• _The problem_:
Reproduce each line exactly.
◇ ◇ ◇
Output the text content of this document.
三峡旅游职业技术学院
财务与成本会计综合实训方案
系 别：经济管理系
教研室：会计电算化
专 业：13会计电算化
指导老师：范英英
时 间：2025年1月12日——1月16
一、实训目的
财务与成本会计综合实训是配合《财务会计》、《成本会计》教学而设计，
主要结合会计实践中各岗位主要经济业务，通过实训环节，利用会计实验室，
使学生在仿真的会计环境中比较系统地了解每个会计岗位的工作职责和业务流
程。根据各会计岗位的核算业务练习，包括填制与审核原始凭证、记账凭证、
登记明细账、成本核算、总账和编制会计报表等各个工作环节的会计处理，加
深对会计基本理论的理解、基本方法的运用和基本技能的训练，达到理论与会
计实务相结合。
◇ ◇ ◇
• _Output_:
Output the text content of this document.
三峡旅游职业技术学院
财务与成本会计综合实训方案
系 别：经济管理系
教研室：会计电算化
专 业：13会计电算化
指导老师：范英英
时 间：2025年1月12日——1月16
一、实训目的
财务与成本会计综合实训是配合《财务会计》、《成本会计》教学而设计，
主要结合会计实践中各岗位主要经济业务，通过实训环节，利用会计实验室，
使学生在仿真的会计环境中比较系统地了解每个会计岗位的工作职责和业务流
程。根据各会计岗位的核算业务练习，包括填制与审核原始凭证、记账凭证、
登记明细账、成本核算、总账和编制会计报表等各个工作环节的会计处理，加
深对会计基本理论的理解、基本方法的运用和基本技能的训练，达到理论与会
计实务相结合。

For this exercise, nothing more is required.